• [INPUT]:
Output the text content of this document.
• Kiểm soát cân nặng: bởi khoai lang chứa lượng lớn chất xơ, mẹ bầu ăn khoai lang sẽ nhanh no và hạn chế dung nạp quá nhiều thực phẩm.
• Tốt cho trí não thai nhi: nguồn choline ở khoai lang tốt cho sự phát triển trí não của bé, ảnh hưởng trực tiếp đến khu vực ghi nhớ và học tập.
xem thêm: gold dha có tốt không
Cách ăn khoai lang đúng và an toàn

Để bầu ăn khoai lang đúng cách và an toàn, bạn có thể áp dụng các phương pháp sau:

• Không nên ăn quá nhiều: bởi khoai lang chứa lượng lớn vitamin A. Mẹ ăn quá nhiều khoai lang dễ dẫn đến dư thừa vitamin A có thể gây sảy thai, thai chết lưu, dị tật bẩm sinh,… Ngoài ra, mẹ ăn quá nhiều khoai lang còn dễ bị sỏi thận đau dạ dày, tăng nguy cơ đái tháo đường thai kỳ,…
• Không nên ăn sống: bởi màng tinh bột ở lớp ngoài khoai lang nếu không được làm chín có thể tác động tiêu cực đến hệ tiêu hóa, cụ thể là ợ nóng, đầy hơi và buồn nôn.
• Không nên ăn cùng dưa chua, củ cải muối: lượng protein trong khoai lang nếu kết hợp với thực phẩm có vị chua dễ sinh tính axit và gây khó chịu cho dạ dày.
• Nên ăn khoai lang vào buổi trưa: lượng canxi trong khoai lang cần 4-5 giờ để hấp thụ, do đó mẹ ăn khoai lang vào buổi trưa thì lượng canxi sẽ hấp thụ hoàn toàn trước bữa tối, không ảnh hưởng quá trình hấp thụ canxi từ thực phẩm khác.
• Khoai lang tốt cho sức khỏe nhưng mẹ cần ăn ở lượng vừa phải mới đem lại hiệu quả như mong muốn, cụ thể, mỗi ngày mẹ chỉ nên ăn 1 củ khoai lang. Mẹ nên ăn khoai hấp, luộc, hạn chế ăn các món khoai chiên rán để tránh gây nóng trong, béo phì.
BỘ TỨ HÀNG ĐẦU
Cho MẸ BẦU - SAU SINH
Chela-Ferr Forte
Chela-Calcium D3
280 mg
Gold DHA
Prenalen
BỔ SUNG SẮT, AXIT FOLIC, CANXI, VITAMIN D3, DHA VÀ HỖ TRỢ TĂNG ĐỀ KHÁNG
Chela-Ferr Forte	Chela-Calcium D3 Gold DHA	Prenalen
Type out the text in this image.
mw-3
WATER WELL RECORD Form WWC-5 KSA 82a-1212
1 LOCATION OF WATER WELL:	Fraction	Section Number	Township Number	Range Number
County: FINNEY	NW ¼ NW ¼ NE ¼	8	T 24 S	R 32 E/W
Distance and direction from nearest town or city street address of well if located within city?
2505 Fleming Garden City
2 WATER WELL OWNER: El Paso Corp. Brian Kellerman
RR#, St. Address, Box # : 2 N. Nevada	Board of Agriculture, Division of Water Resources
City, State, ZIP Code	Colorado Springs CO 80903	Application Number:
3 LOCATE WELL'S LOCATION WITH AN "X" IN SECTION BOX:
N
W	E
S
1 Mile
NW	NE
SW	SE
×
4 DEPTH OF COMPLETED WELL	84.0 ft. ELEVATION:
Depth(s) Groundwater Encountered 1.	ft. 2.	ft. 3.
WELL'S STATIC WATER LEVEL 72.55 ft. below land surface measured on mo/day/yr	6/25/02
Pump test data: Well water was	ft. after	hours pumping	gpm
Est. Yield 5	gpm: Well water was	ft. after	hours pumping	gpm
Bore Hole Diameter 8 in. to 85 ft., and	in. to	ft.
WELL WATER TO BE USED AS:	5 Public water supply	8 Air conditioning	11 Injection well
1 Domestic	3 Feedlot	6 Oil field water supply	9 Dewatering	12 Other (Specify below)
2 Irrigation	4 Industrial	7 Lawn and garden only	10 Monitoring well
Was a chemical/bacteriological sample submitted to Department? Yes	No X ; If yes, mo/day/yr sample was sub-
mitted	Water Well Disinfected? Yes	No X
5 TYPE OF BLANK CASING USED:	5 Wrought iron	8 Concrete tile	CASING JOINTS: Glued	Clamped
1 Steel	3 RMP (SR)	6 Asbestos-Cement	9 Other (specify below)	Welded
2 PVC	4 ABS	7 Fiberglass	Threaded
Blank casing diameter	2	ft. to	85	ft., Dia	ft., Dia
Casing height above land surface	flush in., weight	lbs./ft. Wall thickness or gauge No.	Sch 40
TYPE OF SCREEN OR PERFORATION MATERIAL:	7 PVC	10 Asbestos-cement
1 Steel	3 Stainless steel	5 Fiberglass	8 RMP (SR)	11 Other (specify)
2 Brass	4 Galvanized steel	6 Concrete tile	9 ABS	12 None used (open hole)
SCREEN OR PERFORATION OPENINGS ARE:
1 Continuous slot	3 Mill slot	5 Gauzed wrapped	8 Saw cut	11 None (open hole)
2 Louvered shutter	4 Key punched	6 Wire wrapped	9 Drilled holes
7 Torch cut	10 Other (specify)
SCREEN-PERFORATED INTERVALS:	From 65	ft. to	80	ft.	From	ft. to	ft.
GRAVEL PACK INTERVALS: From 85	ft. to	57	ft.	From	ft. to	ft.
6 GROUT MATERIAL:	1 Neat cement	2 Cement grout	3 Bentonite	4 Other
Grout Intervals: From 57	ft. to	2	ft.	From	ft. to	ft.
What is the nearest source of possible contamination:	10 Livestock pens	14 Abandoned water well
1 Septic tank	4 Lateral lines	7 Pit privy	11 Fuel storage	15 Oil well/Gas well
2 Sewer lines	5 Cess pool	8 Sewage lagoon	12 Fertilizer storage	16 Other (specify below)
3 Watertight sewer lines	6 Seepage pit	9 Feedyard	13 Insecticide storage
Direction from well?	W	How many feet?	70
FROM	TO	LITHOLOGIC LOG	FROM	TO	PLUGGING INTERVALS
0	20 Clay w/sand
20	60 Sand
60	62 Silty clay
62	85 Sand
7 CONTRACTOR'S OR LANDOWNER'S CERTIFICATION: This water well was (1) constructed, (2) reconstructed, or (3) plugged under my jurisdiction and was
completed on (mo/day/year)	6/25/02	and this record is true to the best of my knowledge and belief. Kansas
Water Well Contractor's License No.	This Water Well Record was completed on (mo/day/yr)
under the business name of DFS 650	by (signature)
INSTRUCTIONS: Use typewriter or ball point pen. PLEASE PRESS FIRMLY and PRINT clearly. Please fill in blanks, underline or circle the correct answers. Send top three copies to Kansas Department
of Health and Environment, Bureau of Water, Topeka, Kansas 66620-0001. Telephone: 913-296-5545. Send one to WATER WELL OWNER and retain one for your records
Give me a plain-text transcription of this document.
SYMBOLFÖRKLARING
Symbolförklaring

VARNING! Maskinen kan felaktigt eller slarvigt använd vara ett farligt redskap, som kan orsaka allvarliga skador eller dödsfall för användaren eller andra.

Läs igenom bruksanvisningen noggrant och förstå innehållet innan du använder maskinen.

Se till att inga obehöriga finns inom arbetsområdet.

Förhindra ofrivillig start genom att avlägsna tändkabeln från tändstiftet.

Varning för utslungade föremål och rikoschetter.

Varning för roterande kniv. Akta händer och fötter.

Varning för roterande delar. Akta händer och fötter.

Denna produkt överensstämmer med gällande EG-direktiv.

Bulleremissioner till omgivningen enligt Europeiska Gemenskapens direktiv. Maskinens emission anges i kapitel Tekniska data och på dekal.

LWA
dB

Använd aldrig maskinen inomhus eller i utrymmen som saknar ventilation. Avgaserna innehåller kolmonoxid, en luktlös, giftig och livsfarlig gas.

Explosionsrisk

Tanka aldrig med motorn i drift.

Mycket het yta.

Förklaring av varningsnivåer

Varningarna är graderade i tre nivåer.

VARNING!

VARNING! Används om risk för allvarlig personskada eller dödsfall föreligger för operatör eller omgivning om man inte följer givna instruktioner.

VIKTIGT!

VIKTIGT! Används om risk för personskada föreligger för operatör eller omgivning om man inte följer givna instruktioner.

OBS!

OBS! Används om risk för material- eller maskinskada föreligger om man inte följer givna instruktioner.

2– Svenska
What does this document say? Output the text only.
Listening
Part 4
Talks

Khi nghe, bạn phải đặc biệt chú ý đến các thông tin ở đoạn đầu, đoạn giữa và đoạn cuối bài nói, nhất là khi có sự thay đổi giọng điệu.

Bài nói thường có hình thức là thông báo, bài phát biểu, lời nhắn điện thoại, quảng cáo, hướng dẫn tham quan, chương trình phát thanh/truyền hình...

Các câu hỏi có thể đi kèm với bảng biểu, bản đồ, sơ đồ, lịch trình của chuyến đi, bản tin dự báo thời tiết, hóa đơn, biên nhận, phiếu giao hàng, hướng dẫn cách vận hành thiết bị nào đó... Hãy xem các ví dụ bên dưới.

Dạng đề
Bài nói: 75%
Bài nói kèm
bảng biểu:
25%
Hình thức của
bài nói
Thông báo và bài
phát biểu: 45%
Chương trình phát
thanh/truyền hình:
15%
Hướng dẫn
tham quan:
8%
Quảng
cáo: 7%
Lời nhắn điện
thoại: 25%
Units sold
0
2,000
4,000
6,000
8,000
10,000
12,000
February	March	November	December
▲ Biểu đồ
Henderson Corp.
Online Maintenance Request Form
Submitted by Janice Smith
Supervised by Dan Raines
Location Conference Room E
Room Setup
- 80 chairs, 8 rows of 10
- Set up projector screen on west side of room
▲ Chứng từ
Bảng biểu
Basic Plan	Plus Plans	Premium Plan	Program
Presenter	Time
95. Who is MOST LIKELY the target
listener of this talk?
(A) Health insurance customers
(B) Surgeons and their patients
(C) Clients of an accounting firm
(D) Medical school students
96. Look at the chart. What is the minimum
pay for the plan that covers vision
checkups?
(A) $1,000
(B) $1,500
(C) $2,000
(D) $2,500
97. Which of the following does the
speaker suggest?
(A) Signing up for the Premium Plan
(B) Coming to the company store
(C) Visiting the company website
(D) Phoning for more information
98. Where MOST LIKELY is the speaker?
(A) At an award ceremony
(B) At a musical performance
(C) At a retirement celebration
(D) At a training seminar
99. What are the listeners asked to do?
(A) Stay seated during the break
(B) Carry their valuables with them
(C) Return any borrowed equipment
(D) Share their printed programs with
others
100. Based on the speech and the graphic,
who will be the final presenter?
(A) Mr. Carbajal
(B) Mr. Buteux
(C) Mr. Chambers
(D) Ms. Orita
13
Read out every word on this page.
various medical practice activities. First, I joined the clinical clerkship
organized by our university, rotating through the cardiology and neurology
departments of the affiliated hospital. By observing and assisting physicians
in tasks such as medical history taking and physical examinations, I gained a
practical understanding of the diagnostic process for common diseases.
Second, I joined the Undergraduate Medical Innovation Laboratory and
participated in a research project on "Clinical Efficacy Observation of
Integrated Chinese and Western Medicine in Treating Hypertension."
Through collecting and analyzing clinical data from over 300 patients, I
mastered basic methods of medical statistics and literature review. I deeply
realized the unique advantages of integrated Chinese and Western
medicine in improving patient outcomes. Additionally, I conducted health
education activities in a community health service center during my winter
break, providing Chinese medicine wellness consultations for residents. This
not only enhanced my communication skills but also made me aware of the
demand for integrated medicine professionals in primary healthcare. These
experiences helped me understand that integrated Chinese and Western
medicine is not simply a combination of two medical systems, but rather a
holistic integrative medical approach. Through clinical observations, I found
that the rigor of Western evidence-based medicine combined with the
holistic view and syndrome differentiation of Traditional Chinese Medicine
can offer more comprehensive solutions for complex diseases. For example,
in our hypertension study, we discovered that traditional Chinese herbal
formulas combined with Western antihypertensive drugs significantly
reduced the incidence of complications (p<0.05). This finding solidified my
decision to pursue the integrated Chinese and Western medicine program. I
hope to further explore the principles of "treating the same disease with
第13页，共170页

• [EXERCISE GOAL]: Check each line of the material above for the string "direktiv". Please count those that have it and reply with the number only.

• [EXERCISE ANSWER]: 2